WORK TO DO ▸ Every line below is to be copied exactly, with the pictures left out.

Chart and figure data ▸

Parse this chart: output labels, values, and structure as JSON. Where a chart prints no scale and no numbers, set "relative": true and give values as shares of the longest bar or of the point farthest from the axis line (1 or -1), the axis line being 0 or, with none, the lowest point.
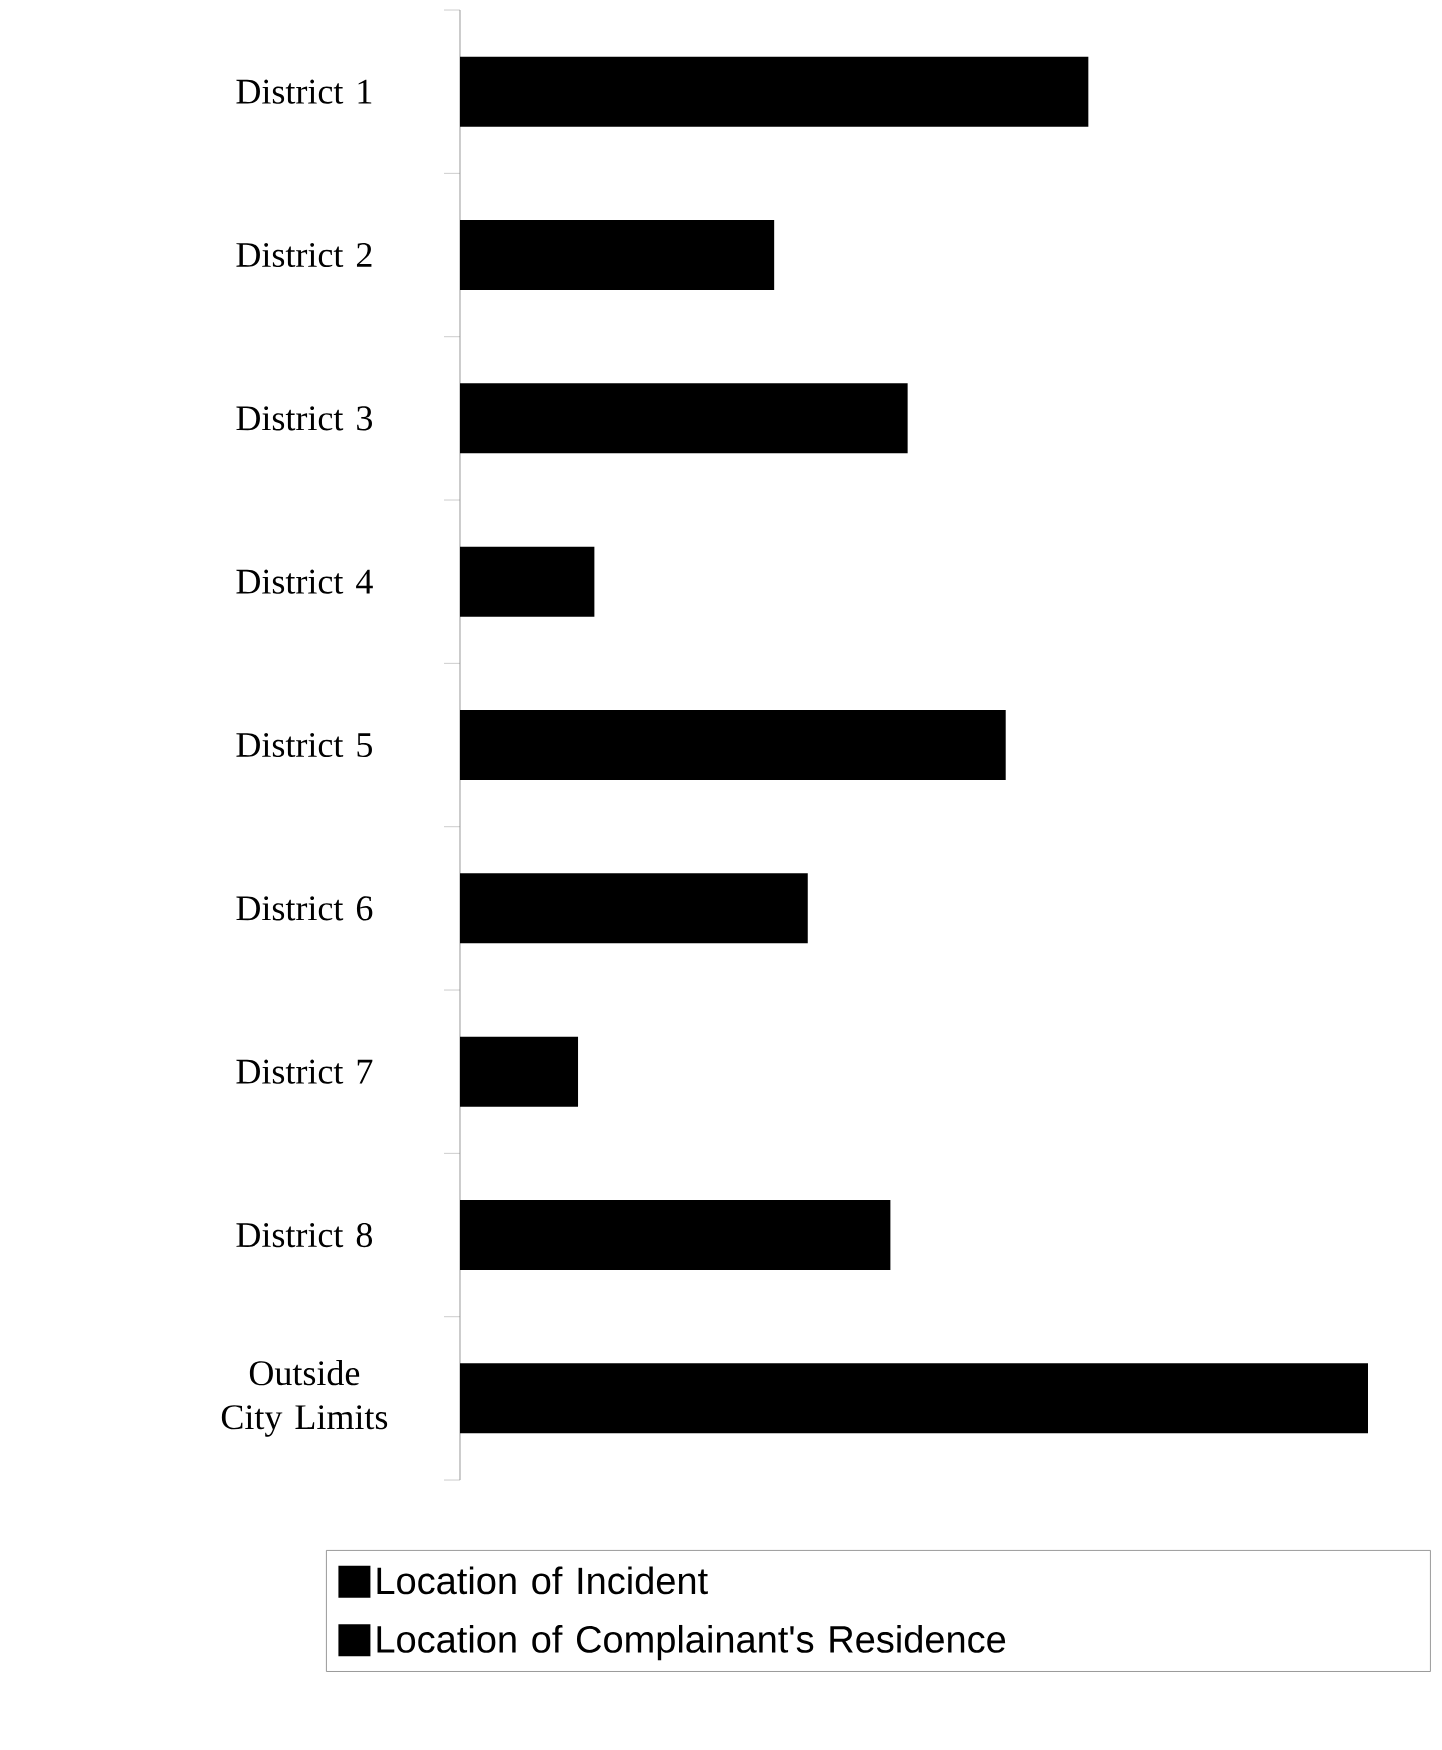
{
  "chart_data": {
    "type": "bar",
    "orientation": "horizontal",
    "relative": true,
    "categories": [
      "District 1",
      "District 2",
      "District 3",
      "District 4",
      "District 5",
      "District 6",
      "District 7",
      "District 8",
      "Outside City Limits"
    ],
    "series": [
      {
        "name": "Location of Incident",
        "color": "#000000",
        "values": [
          null,
          null,
          null,
          null,
          null,
          null,
          null,
          null,
          null
        ]
      },
      {
        "name": "Location of Complainant's Residence",
        "color": "#000000",
        "values": [
          0.692,
          0.346,
          0.493,
          0.148,
          0.601,
          0.383,
          0.13,
          0.474,
          1
        ]
      }
    ],
    "legend": "bottom"
  }
}
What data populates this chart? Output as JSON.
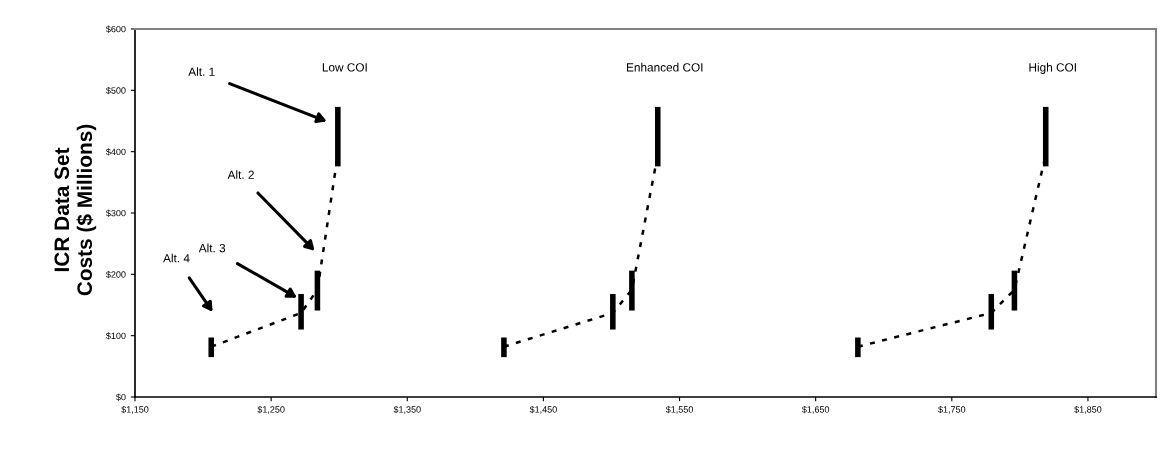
{
  "chart_data": {
    "type": "line",
    "ylabel": "ICR Data Set\nCosts ($ Millions)",
    "xlim": [
      1150,
      1900
    ],
    "xticks": [
      {
        "value": 1150,
        "label": "$1,150"
      },
      {
        "value": 1250,
        "label": "$1,250"
      },
      {
        "value": 1350,
        "label": "$1,350"
      },
      {
        "value": 1450,
        "label": "$1,450"
      },
      {
        "value": 1550,
        "label": "$1,550"
      },
      {
        "value": 1650,
        "label": "$1,650"
      },
      {
        "value": 1750,
        "label": "$1,750"
      },
      {
        "value": 1850,
        "label": "$1,850"
      }
    ],
    "ylim": [
      0,
      600
    ],
    "yticks": [
      {
        "value": 0,
        "label": "$0"
      },
      {
        "value": 100,
        "label": "$100"
      },
      {
        "value": 200,
        "label": "$200"
      },
      {
        "value": 300,
        "label": "$300"
      },
      {
        "value": 400,
        "label": "$400"
      },
      {
        "value": 500,
        "label": "$500"
      },
      {
        "value": 600,
        "label": "$600"
      }
    ],
    "grid": false,
    "legend": false,
    "marker": "none",
    "line_style": "dotted",
    "series": [
      {
        "color": "#000000",
        "x": [
          1206,
          1272,
          1284,
          1299
        ],
        "values": [
          82,
          137,
          175,
          395
        ],
        "errors": [
          [
            65,
            97
          ],
          [
            110,
            168
          ],
          [
            141,
            206
          ],
          [
            376,
            473
          ]
        ]
      },
      {
        "color": "#000000",
        "x": [
          1421,
          1501,
          1515,
          1534
        ],
        "values": [
          82,
          137,
          175,
          395
        ],
        "errors": [
          [
            65,
            97
          ],
          [
            110,
            168
          ],
          [
            141,
            206
          ],
          [
            376,
            473
          ]
        ]
      },
      {
        "color": "#000000",
        "x": [
          1681,
          1779,
          1796,
          1819
        ],
        "values": [
          82,
          137,
          175,
          395
        ],
        "errors": [
          [
            65,
            97
          ],
          [
            110,
            168
          ],
          [
            141,
            206
          ],
          [
            376,
            473
          ]
        ]
      }
    ],
    "annotations": [
      "Low COI",
      "Enhanced COI",
      "High COI",
      "Alt. 1",
      "Alt. 2",
      "Alt. 3",
      "Alt. 4"
    ]
  }
}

THE RESPONSE ▸
Parse this chart: output labels, values, and structure as JSON. Where a chart prints no scale and no numbers, set "relative": true and give values as shares of the longest bar or of the point farthest from the axis line (1 or -1), the axis line being 0 or, with none, the lowest point.
{
  "chart_data": {
    "type": "bar",
    "orientation": "horizontal",
    "relative": true,
    "categories": [
      "District 1",
      "District 2",
      "District 3",
      "District 4",
      "District 5",
      "District 6",
      "District 7",
      "District 8",
      "Outside City Limits"
    ],
    "series": [
      {
        "name": "Location of Incident",
        "color": "#000000",
        "values": [
          null,
          null,
          null,
          null,
          null,
          null,
          null,
          null,
          null
        ]
      },
      {
        "name": "Location of Complainant's Residence",
        "color": "#000000",
        "values": [
          0.692,
          0.346,
          0.493,
          0.148,
          0.601,
          0.383,
          0.13,
          0.474,
          1
        ]
      }
    ],
    "legend": "bottom"
  }
}
What data populates this chart? Output as JSON.
{
  "chart_data": {
    "type": "line",
    "ylabel": "ICR Data Set\nCosts ($ Millions)",
    "xlim": [
      1150,
      1900
    ],
    "xticks": [
      {
        "value": 1150,
        "label": "$1,150"
      },
      {
        "value": 1250,
        "label": "$1,250"
      },
      {
        "value": 1350,
        "label": "$1,350"
      },
      {
        "value": 1450,
        "label": "$1,450"
      },
      {
        "value": 1550,
        "label": "$1,550"
      },
      {
        "value": 1650,
        "label": "$1,650"
      },
      {
        "value": 1750,
        "label": "$1,750"
      },
      {
        "value": 1850,
        "label": "$1,850"
      }
    ],
    "ylim": [
      0,
      600
    ],
    "yticks": [
      {
        "value": 0,
        "label": "$0"
      },
      {
        "value": 100,
        "label": "$100"
      },
      {
        "value": 200,
        "label": "$200"
      },
      {
        "value": 300,
        "label": "$300"
      },
      {
        "value": 400,
        "label": "$400"
      },
      {
        "value": 500,
        "label": "$500"
      },
      {
        "value": 600,
        "label": "$600"
      }
    ],
    "grid": false,
    "legend": false,
    "marker": "none",
    "line_style": "dotted",
    "series": [
      {
        "color": "#000000",
        "x": [
          1206,
          1272,
          1284,
          1299
        ],
        "values": [
          82,
          137,
          175,
          395
        ],
        "errors": [
          [
            65,
            97
          ],
          [
            110,
            168
          ],
          [
            141,
            206
          ],
          [
            376,
            473
          ]
        ]
      },
      {
        "color": "#000000",
        "x": [
          1421,
          1501,
          1515,
          1534
        ],
        "values": [
          82,
          137,
          175,
          395
        ],
        "errors": [
          [
            65,
            97
          ],
          [
            110,
            168
          ],
          [
            141,
            206
          ],
          [
            376,
            473
          ]
        ]
      },
      {
        "color": "#000000",
        "x": [
          1681,
          1779,
          1796,
          1819
        ],
        "values": [
          82,
          137,
          175,
          395
        ],
        "errors": [
          [
            65,
            97
          ],
          [
            110,
            168
          ],
          [
            141,
            206
          ],
          [
            376,
            473
          ]
        ]
      }
    ],
    "annotations": [
      "Low COI",
      "Enhanced COI",
      "High COI",
      "Alt. 1",
      "Alt. 2",
      "Alt. 3",
      "Alt. 4"
    ]
  }
}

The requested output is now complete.